Figure content listings:

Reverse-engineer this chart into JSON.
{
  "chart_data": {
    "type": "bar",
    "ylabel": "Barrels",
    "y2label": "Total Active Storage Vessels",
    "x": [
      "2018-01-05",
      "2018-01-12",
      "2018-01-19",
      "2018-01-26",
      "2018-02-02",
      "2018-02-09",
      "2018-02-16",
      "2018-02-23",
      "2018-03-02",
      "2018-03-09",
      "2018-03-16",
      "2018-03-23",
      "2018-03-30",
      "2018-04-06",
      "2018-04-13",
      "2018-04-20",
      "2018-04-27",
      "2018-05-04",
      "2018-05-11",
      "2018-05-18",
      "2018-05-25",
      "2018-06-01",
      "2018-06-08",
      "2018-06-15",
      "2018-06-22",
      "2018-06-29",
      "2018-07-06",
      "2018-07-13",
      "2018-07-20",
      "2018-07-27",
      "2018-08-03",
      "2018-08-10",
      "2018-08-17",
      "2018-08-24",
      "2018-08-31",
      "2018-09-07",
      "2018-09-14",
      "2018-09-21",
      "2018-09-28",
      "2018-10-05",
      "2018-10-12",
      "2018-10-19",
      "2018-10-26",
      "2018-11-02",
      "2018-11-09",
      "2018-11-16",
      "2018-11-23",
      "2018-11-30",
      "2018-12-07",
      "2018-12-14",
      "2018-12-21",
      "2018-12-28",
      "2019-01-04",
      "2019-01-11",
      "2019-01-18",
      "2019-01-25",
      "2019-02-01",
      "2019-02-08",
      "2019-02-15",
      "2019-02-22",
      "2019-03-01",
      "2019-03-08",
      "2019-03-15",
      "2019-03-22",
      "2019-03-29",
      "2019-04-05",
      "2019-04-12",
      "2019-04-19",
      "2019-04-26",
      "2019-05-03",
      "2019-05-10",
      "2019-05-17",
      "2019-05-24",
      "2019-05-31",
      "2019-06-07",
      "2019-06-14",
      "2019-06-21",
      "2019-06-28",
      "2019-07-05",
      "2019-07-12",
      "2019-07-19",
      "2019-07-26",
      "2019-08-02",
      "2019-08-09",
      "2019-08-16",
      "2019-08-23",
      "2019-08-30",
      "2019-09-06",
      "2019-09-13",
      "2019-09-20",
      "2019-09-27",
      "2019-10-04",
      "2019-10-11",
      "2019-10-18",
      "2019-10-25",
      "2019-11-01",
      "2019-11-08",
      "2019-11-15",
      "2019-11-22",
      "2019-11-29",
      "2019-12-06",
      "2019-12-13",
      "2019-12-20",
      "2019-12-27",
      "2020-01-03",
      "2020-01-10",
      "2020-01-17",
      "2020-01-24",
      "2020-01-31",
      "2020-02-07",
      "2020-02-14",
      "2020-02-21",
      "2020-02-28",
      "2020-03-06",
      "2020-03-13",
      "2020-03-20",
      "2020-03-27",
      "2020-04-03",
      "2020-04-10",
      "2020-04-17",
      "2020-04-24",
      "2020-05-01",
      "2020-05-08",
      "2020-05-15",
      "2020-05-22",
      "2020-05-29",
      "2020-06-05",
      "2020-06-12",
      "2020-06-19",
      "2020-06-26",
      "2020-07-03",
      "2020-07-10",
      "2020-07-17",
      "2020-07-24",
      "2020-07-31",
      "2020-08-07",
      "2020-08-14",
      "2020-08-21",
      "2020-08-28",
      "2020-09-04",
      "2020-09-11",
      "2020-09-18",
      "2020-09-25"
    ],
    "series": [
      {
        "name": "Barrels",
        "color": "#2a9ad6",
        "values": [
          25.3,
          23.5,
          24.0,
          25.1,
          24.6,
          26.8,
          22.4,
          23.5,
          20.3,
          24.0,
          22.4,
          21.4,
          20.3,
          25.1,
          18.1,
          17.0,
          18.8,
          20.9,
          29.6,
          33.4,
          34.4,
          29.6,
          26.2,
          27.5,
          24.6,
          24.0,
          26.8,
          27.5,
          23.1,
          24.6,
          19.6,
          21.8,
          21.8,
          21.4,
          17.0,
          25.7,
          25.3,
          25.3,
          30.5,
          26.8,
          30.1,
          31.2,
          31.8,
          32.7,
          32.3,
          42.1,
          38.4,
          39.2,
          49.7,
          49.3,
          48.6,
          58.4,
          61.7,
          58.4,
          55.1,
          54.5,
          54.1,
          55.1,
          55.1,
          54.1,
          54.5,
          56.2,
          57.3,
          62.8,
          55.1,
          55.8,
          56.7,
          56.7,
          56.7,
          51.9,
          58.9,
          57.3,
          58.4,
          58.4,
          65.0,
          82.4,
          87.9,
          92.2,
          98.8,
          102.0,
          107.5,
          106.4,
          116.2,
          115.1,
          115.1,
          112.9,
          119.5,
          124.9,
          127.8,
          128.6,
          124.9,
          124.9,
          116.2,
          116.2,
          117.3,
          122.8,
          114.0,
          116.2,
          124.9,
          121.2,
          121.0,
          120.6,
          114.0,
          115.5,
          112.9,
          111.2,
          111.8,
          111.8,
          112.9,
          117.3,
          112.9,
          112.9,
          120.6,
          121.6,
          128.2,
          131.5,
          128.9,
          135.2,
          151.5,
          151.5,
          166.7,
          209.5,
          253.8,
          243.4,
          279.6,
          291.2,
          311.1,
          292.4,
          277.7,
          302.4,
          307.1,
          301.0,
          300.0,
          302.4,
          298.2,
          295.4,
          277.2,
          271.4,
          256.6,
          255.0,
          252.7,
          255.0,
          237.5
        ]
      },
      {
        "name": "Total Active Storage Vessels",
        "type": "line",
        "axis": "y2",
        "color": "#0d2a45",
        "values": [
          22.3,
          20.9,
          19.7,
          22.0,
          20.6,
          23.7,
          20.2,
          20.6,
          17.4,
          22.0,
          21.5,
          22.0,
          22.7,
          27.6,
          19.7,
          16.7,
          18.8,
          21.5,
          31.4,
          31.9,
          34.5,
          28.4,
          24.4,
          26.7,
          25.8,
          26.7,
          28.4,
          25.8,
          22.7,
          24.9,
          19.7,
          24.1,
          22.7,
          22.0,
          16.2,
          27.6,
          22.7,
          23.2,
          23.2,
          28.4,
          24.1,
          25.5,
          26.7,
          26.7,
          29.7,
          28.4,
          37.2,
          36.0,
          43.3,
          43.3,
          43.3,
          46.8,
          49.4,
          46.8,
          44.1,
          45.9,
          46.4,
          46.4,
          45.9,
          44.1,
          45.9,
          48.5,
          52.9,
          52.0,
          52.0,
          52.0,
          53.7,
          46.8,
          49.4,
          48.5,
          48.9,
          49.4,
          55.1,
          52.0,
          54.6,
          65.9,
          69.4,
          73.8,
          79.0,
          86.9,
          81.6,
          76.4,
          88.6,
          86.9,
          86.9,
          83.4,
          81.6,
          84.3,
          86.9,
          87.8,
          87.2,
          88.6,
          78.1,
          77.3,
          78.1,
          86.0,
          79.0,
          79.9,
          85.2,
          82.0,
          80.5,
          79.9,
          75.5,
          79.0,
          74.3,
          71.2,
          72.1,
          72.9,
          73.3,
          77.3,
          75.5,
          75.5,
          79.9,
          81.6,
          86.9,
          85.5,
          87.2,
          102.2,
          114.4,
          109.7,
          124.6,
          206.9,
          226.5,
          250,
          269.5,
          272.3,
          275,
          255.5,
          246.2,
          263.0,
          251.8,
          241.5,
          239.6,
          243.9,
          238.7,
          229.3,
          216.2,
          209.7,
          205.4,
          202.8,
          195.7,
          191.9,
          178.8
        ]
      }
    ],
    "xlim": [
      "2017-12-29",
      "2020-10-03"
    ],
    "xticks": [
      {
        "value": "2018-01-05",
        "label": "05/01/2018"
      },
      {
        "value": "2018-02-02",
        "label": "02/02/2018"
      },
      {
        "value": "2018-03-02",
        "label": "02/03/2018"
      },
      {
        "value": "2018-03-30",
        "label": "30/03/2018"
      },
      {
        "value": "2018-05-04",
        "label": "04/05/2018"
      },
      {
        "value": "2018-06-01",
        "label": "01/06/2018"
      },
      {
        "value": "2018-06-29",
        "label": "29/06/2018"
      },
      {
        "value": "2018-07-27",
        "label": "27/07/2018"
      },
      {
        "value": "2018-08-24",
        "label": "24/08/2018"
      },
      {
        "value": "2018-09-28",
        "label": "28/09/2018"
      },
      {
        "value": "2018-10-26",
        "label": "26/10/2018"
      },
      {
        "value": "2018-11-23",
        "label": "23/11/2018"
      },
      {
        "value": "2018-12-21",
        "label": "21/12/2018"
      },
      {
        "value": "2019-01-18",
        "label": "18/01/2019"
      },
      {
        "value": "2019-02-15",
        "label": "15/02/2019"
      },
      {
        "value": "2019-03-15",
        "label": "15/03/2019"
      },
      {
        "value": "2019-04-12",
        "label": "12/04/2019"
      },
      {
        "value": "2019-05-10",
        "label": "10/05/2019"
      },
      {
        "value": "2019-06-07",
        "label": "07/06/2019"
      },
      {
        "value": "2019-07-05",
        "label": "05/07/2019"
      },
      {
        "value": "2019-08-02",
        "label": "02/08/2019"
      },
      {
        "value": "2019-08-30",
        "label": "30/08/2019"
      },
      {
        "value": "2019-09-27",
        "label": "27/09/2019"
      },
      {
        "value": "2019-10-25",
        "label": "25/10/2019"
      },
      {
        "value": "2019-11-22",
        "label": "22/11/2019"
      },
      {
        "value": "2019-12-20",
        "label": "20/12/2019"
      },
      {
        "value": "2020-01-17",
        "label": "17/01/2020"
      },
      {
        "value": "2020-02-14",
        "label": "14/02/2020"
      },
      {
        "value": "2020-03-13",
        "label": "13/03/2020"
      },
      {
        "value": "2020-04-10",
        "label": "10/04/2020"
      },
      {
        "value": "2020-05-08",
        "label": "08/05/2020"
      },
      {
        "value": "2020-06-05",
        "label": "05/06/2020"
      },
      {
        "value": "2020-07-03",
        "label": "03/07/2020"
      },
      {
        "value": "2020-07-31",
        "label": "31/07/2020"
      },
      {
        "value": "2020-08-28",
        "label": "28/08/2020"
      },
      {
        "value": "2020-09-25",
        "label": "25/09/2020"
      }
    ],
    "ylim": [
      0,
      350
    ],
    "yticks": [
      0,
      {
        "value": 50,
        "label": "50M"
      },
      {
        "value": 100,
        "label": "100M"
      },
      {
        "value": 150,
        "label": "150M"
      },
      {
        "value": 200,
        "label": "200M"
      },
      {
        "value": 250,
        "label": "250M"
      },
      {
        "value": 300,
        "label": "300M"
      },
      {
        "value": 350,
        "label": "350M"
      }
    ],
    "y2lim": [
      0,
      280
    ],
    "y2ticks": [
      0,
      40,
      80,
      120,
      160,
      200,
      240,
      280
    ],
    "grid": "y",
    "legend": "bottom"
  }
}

_What to produce_.
Lines containing the string "name" are to be selected and copied.

_Response below_.
        "name": "Barrels",
        "name": "Total Active Storage Vessels",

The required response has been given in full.